> **Task details**: Each entry must be reproduced precisely as it stands.

> **Record excerpts**:
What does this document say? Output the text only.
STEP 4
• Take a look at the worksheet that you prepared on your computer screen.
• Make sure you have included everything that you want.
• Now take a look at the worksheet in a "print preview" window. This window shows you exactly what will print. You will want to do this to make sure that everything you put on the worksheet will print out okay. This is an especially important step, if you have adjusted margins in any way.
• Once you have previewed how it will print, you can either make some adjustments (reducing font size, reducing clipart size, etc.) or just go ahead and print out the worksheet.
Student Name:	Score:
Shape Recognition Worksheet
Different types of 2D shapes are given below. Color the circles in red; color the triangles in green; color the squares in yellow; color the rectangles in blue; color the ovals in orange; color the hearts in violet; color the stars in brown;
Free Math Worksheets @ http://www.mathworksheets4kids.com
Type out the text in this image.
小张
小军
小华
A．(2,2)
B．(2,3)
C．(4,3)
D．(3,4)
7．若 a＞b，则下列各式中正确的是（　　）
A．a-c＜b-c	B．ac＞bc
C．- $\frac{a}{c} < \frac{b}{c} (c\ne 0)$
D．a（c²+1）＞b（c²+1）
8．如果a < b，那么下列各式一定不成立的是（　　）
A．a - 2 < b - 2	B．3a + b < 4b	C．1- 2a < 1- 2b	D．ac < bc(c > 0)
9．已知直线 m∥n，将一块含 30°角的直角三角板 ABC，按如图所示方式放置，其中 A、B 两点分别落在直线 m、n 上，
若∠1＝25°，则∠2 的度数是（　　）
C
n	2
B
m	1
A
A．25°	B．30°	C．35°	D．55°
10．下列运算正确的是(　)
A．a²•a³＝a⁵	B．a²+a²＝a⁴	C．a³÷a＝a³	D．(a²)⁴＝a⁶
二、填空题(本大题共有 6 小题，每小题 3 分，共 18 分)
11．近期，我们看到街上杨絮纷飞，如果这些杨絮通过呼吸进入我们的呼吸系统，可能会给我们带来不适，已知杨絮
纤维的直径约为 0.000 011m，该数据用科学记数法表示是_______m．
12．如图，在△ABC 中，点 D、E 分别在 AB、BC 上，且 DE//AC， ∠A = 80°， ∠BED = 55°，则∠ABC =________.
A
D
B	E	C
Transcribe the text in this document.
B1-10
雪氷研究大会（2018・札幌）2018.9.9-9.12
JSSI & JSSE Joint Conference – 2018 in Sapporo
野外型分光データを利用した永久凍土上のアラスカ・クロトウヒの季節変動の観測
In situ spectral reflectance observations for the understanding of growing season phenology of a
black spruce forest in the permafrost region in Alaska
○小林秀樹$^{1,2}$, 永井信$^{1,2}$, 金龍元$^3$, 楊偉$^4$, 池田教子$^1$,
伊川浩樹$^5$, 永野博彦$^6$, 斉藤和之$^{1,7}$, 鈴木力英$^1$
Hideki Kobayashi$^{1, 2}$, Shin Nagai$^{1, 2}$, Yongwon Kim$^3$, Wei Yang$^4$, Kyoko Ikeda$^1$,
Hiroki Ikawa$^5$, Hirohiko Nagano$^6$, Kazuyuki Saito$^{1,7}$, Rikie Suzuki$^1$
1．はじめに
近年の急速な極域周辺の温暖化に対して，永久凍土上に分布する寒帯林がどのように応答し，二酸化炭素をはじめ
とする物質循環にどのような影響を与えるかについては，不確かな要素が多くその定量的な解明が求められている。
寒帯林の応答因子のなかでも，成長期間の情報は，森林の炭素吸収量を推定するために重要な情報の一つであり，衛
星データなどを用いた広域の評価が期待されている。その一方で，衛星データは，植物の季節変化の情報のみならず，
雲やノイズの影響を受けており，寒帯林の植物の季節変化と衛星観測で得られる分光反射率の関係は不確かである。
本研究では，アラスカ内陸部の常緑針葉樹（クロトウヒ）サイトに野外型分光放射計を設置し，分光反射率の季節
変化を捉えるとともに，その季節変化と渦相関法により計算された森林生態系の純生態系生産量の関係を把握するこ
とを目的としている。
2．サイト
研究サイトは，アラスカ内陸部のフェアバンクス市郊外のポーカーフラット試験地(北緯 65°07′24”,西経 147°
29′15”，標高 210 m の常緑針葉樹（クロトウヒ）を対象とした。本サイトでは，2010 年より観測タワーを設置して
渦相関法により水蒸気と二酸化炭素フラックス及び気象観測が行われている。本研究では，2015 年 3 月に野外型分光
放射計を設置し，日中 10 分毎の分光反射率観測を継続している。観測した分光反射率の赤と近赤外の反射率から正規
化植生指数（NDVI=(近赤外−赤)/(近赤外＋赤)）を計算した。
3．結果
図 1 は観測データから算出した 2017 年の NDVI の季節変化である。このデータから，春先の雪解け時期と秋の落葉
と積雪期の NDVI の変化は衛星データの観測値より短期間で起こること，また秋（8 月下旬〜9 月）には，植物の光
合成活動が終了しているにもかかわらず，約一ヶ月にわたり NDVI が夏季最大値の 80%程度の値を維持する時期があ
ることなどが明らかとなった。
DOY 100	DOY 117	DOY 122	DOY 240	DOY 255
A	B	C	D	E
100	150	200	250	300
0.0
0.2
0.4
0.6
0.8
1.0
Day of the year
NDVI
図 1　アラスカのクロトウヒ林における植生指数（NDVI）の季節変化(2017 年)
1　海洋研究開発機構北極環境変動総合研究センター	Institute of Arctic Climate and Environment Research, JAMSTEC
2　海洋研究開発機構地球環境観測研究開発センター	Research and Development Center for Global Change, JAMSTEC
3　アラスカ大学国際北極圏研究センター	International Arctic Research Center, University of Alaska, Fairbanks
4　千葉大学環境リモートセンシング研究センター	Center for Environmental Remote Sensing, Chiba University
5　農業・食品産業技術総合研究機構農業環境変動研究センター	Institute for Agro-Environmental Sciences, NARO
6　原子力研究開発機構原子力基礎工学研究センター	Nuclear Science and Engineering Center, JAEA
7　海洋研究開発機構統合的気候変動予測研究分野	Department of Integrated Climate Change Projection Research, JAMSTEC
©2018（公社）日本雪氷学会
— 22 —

> **Answer to this task**:
What does this document say? Output the text only.
STEP 4
• Take a look at the worksheet that you prepared on your computer screen.
• Make sure you have included everything that you want.
• Now take a look at the worksheet in a "print preview" window. This window shows you exactly what will print. You will want to do this to make sure that everything you put on the worksheet will print out okay. This is an especially important step, if you have adjusted margins in any way.
• Once you have previewed how it will print, you can either make some adjustments (reducing font size, reducing clipart size, etc.) or just go ahead and print out the worksheet.
Student Name:	Score:
Shape Recognition Worksheet
Different types of 2D shapes are given below. Color the circles in red; color the triangles in green; color the squares in yellow; color the rectangles in blue; color the ovals in orange; color the hearts in violet; color the stars in brown;
Free Math Worksheets @ http://www.mathworksheets4kids.com
Type out the text in this image.
小张
小军
小华
A．(2,2)
B．(2,3)
C．(4,3)
D．(3,4)
7．若 a＞b，则下列各式中正确的是（　　）
A．a-c＜b-c	B．ac＞bc
C．- $\frac{a}{c} < \frac{b}{c} (c\ne 0)$
D．a（c²+1）＞b（c²+1）
8．如果a < b，那么下列各式一定不成立的是（　　）
A．a - 2 < b - 2	B．3a + b < 4b	C．1- 2a < 1- 2b	D．ac < bc(c > 0)
9．已知直线 m∥n，将一块含 30°角的直角三角板 ABC，按如图所示方式放置，其中 A、B 两点分别落在直线 m、n 上，
若∠1＝25°，则∠2 的度数是（　　）
C
n	2
B
m	1
A
A．25°	B．30°	C．35°	D．55°
10．下列运算正确的是(　)
A．a²•a³＝a⁵	B．a²+a²＝a⁴	C．a³÷a＝a³	D．(a²)⁴＝a⁶
二、填空题(本大题共有 6 小题，每小题 3 分，共 18 分)
11．近期，我们看到街上杨絮纷飞，如果这些杨絮通过呼吸进入我们的呼吸系统，可能会给我们带来不适，已知杨絮
纤维的直径约为 0.000 011m，该数据用科学记数法表示是_______m．
12．如图，在△ABC 中，点 D、E 分别在 AB、BC 上，且 DE//AC， ∠A = 80°， ∠BED = 55°，则∠ABC =________.
A
D
B	E	C
Transcribe the text in this document.
B1-10
雪氷研究大会（2018・札幌）2018.9.9-9.12
JSSI & JSSE Joint Conference – 2018 in Sapporo
野外型分光データを利用した永久凍土上のアラスカ・クロトウヒの季節変動の観測
In situ spectral reflectance observations for the understanding of growing season phenology of a
black spruce forest in the permafrost region in Alaska
○小林秀樹$^{1,2}$, 永井信$^{1,2}$, 金龍元$^3$, 楊偉$^4$, 池田教子$^1$,
伊川浩樹$^5$, 永野博彦$^6$, 斉藤和之$^{1,7}$, 鈴木力英$^1$
Hideki Kobayashi$^{1, 2}$, Shin Nagai$^{1, 2}$, Yongwon Kim$^3$, Wei Yang$^4$, Kyoko Ikeda$^1$,
Hiroki Ikawa$^5$, Hirohiko Nagano$^6$, Kazuyuki Saito$^{1,7}$, Rikie Suzuki$^1$
1．はじめに
近年の急速な極域周辺の温暖化に対して，永久凍土上に分布する寒帯林がどのように応答し，二酸化炭素をはじめ
とする物質循環にどのような影響を与えるかについては，不確かな要素が多くその定量的な解明が求められている。
寒帯林の応答因子のなかでも，成長期間の情報は，森林の炭素吸収量を推定するために重要な情報の一つであり，衛
星データなどを用いた広域の評価が期待されている。その一方で，衛星データは，植物の季節変化の情報のみならず，
雲やノイズの影響を受けており，寒帯林の植物の季節変化と衛星観測で得られる分光反射率の関係は不確かである。
本研究では，アラスカ内陸部の常緑針葉樹（クロトウヒ）サイトに野外型分光放射計を設置し，分光反射率の季節
変化を捉えるとともに，その季節変化と渦相関法により計算された森林生態系の純生態系生産量の関係を把握するこ
とを目的としている。
2．サイト
研究サイトは，アラスカ内陸部のフェアバンクス市郊外のポーカーフラット試験地(北緯 65°07′24”,西経 147°
29′15”，標高 210 m の常緑針葉樹（クロトウヒ）を対象とした。本サイトでは，2010 年より観測タワーを設置して
渦相関法により水蒸気と二酸化炭素フラックス及び気象観測が行われている。本研究では，2015 年 3 月に野外型分光
放射計を設置し，日中 10 分毎の分光反射率観測を継続している。観測した分光反射率の赤と近赤外の反射率から正規
化植生指数（NDVI=(近赤外−赤)/(近赤外＋赤)）を計算した。
3．結果
図 1 は観測データから算出した 2017 年の NDVI の季節変化である。このデータから，春先の雪解け時期と秋の落葉
と積雪期の NDVI の変化は衛星データの観測値より短期間で起こること，また秋（8 月下旬〜9 月）には，植物の光
合成活動が終了しているにもかかわらず，約一ヶ月にわたり NDVI が夏季最大値の 80%程度の値を維持する時期があ
ることなどが明らかとなった。
DOY 100	DOY 117	DOY 122	DOY 240	DOY 255
A	B	C	D	E
100	150	200	250	300
0.0
0.2
0.4
0.6
0.8
1.0
Day of the year
NDVI
図 1　アラスカのクロトウヒ林における植生指数（NDVI）の季節変化(2017 年)
1　海洋研究開発機構北極環境変動総合研究センター	Institute of Arctic Climate and Environment Research, JAMSTEC
2　海洋研究開発機構地球環境観測研究開発センター	Research and Development Center for Global Change, JAMSTEC
3　アラスカ大学国際北極圏研究センター	International Arctic Research Center, University of Alaska, Fairbanks
4　千葉大学環境リモートセンシング研究センター	Center for Environmental Remote Sensing, Chiba University
5　農業・食品産業技術総合研究機構農業環境変動研究センター	Institute for Agro-Environmental Sciences, NARO
6　原子力研究開発機構原子力基礎工学研究センター	Nuclear Science and Engineering Center, JAEA
7　海洋研究開発機構統合的気候変動予測研究分野	Department of Integrated Climate Change Projection Research, JAMSTEC
©2018（公社）日本雪氷学会
— 22 —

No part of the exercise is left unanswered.